# [WHAT TO PRODUCE]
For the listing below, give the count of lines containing "site", and no other text.

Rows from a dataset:

....................

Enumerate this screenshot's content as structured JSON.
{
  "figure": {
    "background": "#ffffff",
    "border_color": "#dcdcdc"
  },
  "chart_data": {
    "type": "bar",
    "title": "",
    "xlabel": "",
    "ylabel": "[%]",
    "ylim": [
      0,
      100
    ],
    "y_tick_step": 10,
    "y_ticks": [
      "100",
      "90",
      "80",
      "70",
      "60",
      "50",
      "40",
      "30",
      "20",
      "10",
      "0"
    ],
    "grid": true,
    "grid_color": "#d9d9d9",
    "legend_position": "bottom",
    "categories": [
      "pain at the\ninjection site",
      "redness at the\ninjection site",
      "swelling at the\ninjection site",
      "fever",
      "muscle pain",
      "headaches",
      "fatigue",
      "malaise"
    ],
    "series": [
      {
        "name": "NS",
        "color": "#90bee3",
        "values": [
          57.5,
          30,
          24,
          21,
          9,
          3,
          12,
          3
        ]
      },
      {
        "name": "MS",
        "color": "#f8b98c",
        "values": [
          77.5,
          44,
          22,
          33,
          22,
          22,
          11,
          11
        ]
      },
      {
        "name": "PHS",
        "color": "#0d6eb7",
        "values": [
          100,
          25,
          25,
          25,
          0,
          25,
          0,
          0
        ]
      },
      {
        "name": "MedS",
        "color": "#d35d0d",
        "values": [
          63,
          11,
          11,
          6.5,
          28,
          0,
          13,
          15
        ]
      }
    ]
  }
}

....................

# [RESPONSE]
3